*WHAT THE TASK REQUIRES*. Each entry below should be reproduced character for character.

## start INFORMATION PROVIDED

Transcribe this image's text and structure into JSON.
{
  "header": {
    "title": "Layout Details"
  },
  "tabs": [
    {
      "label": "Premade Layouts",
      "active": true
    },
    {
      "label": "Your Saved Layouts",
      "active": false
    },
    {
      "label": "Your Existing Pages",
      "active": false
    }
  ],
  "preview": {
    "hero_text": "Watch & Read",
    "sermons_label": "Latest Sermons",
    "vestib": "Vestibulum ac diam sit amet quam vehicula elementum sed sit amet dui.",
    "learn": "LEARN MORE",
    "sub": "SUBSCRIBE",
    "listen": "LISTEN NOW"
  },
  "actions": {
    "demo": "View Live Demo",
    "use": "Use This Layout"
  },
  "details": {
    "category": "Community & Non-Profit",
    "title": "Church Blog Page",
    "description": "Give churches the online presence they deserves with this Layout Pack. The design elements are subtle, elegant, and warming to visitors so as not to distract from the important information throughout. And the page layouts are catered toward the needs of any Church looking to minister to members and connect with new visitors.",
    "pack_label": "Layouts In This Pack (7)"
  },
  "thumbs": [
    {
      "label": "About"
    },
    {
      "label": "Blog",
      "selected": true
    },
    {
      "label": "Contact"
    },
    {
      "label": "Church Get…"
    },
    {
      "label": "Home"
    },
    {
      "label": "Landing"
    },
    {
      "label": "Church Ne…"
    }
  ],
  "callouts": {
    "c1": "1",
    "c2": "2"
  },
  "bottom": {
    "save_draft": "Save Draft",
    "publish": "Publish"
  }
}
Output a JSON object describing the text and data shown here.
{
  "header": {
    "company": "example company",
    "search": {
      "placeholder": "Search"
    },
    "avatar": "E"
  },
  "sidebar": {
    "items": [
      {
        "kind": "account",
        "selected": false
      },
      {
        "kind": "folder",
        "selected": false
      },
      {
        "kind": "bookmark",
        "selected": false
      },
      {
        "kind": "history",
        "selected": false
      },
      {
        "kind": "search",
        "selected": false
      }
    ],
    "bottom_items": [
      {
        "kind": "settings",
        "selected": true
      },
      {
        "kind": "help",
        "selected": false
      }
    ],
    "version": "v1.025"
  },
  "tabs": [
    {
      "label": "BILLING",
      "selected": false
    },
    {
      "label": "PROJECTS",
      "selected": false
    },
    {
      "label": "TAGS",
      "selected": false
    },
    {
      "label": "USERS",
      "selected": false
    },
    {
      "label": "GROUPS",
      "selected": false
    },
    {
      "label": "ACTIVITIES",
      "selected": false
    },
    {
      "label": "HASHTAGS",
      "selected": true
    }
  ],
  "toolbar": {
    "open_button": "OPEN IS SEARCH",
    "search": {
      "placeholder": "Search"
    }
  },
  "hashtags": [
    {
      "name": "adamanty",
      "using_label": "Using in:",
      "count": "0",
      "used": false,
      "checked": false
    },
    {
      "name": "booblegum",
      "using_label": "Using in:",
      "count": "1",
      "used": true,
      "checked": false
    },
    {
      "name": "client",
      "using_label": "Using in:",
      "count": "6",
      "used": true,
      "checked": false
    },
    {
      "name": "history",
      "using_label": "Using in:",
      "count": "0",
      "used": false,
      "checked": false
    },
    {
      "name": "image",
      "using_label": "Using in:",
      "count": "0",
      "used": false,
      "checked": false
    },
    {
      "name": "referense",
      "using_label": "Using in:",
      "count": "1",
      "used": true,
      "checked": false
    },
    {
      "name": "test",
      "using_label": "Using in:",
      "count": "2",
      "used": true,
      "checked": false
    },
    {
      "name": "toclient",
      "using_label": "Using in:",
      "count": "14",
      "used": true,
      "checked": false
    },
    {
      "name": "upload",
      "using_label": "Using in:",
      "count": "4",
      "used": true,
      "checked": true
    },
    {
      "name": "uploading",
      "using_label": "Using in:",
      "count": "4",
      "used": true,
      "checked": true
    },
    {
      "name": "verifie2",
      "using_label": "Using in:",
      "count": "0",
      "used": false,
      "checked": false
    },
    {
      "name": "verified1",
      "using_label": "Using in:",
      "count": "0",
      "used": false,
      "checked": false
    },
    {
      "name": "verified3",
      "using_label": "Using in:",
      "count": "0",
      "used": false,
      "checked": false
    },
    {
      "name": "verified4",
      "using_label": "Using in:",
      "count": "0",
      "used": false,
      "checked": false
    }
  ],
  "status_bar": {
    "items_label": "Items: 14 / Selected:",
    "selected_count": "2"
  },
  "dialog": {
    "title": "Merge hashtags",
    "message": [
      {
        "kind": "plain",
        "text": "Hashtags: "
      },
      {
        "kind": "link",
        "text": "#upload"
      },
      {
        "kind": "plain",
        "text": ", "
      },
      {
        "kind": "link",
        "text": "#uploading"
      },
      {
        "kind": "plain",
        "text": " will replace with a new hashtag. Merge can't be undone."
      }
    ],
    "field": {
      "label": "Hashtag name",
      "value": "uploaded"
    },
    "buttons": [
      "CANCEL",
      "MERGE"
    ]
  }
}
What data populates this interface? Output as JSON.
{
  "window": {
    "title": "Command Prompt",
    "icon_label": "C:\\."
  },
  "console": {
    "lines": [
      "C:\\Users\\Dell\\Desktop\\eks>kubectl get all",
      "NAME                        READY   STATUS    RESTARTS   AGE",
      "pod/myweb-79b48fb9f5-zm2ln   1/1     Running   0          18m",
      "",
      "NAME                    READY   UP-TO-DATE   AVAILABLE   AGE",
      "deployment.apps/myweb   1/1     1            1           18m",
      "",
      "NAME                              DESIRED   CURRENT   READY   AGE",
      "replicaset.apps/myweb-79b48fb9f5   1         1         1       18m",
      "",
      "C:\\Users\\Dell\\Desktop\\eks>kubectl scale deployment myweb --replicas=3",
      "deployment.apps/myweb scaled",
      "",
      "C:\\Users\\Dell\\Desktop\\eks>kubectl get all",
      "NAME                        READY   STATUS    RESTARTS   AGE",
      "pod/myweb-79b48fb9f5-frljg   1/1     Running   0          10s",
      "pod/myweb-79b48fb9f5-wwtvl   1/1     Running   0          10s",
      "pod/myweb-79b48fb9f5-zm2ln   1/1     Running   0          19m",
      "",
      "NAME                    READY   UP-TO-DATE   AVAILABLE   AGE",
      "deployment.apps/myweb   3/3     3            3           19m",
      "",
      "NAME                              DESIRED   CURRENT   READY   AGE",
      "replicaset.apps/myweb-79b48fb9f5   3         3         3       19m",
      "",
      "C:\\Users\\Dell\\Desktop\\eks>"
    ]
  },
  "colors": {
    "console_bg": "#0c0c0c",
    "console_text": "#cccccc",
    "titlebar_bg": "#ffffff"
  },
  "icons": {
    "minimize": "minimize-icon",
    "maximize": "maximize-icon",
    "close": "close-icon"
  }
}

## end INFORMATION PROVIDED

*WRITTEN SOLUTION*.
Transcribe this image's text and structure into JSON.
{
  "header": {
    "title": "Layout Details"
  },
  "tabs": [
    {
      "label": "Premade Layouts",
      "active": true
    },
    {
      "label": "Your Saved Layouts",
      "active": false
    },
    {
      "label": "Your Existing Pages",
      "active": false
    }
  ],
  "preview": {
    "hero_text": "Watch & Read",
    "sermons_label": "Latest Sermons",
    "vestib": "Vestibulum ac diam sit amet quam vehicula elementum sed sit amet dui.",
    "learn": "LEARN MORE",
    "sub": "SUBSCRIBE",
    "listen": "LISTEN NOW"
  },
  "actions": {
    "demo": "View Live Demo",
    "use": "Use This Layout"
  },
  "details": {
    "category": "Community & Non-Profit",
    "title": "Church Blog Page",
    "description": "Give churches the online presence they deserves with this Layout Pack. The design elements are subtle, elegant, and warming to visitors so as not to distract from the important information throughout. And the page layouts are catered toward the needs of any Church looking to minister to members and connect with new visitors.",
    "pack_label": "Layouts In This Pack (7)"
  },
  "thumbs": [
    {
      "label": "About"
    },
    {
      "label": "Blog",
      "selected": true
    },
    {
      "label": "Contact"
    },
    {
      "label": "Church Get…"
    },
    {
      "label": "Home"
    },
    {
      "label": "Landing"
    },
    {
      "label": "Church Ne…"
    }
  ],
  "callouts": {
    "c1": "1",
    "c2": "2"
  },
  "bottom": {
    "save_draft": "Save Draft",
    "publish": "Publish"
  }
}
Output a JSON object describing the text and data shown here.
{
  "header": {
    "company": "example company",
    "search": {
      "placeholder": "Search"
    },
    "avatar": "E"
  },
  "sidebar": {
    "items": [
      {
        "kind": "account",
        "selected": false
      },
      {
        "kind": "folder",
        "selected": false
      },
      {
        "kind": "bookmark",
        "selected": false
      },
      {
        "kind": "history",
        "selected": false
      },
      {
        "kind": "search",
        "selected": false
      }
    ],
    "bottom_items": [
      {
        "kind": "settings",
        "selected": true
      },
      {
        "kind": "help",
        "selected": false
      }
    ],
    "version": "v1.025"
  },
  "tabs": [
    {
      "label": "BILLING",
      "selected": false
    },
    {
      "label": "PROJECTS",
      "selected": false
    },
    {
      "label": "TAGS",
      "selected": false
    },
    {
      "label": "USERS",
      "selected": false
    },
    {
      "label": "GROUPS",
      "selected": false
    },
    {
      "label": "ACTIVITIES",
      "selected": false
    },
    {
      "label": "HASHTAGS",
      "selected": true
    }
  ],
  "toolbar": {
    "open_button": "OPEN IS SEARCH",
    "search": {
      "placeholder": "Search"
    }
  },
  "hashtags": [
    {
      "name": "adamanty",
      "using_label": "Using in:",
      "count": "0",
      "used": false,
      "checked": false
    },
    {
      "name": "booblegum",
      "using_label": "Using in:",
      "count": "1",
      "used": true,
      "checked": false
    },
    {
      "name": "client",
      "using_label": "Using in:",
      "count": "6",
      "used": true,
      "checked": false
    },
    {
      "name": "history",
      "using_label": "Using in:",
      "count": "0",
      "used": false,
      "checked": false
    },
    {
      "name": "image",
      "using_label": "Using in:",
      "count": "0",
      "used": false,
      "checked": false
    },
    {
      "name": "referense",
      "using_label": "Using in:",
      "count": "1",
      "used": true,
      "checked": false
    },
    {
      "name": "test",
      "using_label": "Using in:",
      "count": "2",
      "used": true,
      "checked": false
    },
    {
      "name": "toclient",
      "using_label": "Using in:",
      "count": "14",
      "used": true,
      "checked": false
    },
    {
      "name": "upload",
      "using_label": "Using in:",
      "count": "4",
      "used": true,
      "checked": true
    },
    {
      "name": "uploading",
      "using_label": "Using in:",
      "count": "4",
      "used": true,
      "checked": true
    },
    {
      "name": "verifie2",
      "using_label": "Using in:",
      "count": "0",
      "used": false,
      "checked": false
    },
    {
      "name": "verified1",
      "using_label": "Using in:",
      "count": "0",
      "used": false,
      "checked": false
    },
    {
      "name": "verified3",
      "using_label": "Using in:",
      "count": "0",
      "used": false,
      "checked": false
    },
    {
      "name": "verified4",
      "using_label": "Using in:",
      "count": "0",
      "used": false,
      "checked": false
    }
  ],
  "status_bar": {
    "items_label": "Items: 14 / Selected:",
    "selected_count": "2"
  },
  "dialog": {
    "title": "Merge hashtags",
    "message": [
      {
        "kind": "plain",
        "text": "Hashtags: "
      },
      {
        "kind": "link",
        "text": "#upload"
      },
      {
        "kind": "plain",
        "text": ", "
      },
      {
        "kind": "link",
        "text": "#uploading"
      },
      {
        "kind": "plain",
        "text": " will replace with a new hashtag. Merge can't be undone."
      }
    ],
    "field": {
      "label": "Hashtag name",
      "value": "uploaded"
    },
    "buttons": [
      "CANCEL",
      "MERGE"
    ]
  }
}
What data populates this interface? Output as JSON.
{
  "window": {
    "title": "Command Prompt",
    "icon_label": "C:\\."
  },
  "console": {
    "lines": [
      "C:\\Users\\Dell\\Desktop\\eks>kubectl get all",
      "NAME                        READY   STATUS    RESTARTS   AGE",
      "pod/myweb-79b48fb9f5-zm2ln   1/1     Running   0          18m",
      "",
      "NAME                    READY   UP-TO-DATE   AVAILABLE   AGE",
      "deployment.apps/myweb   1/1     1            1           18m",
      "",
      "NAME                              DESIRED   CURRENT   READY   AGE",
      "replicaset.apps/myweb-79b48fb9f5   1         1         1       18m",
      "",
      "C:\\Users\\Dell\\Desktop\\eks>kubectl scale deployment myweb --replicas=3",
      "deployment.apps/myweb scaled",
      "",
      "C:\\Users\\Dell\\Desktop\\eks>kubectl get all",
      "NAME                        READY   STATUS    RESTARTS   AGE",
      "pod/myweb-79b48fb9f5-frljg   1/1     Running   0          10s",
      "pod/myweb-79b48fb9f5-wwtvl   1/1     Running   0          10s",
      "pod/myweb-79b48fb9f5-zm2ln   1/1     Running   0          19m",
      "",
      "NAME                    READY   UP-TO-DATE   AVAILABLE   AGE",
      "deployment.apps/myweb   3/3     3            3           19m",
      "",
      "NAME                              DESIRED   CURRENT   READY   AGE",
      "replicaset.apps/myweb-79b48fb9f5   3         3         3       19m",
      "",
      "C:\\Users\\Dell\\Desktop\\eks>"
    ]
  },
  "colors": {
    "console_bg": "#0c0c0c",
    "console_text": "#cccccc",
    "titlebar_bg": "#ffffff"
  },
  "icons": {
    "minimize": "minimize-icon",
    "maximize": "maximize-icon",
    "close": "close-icon"
  }
}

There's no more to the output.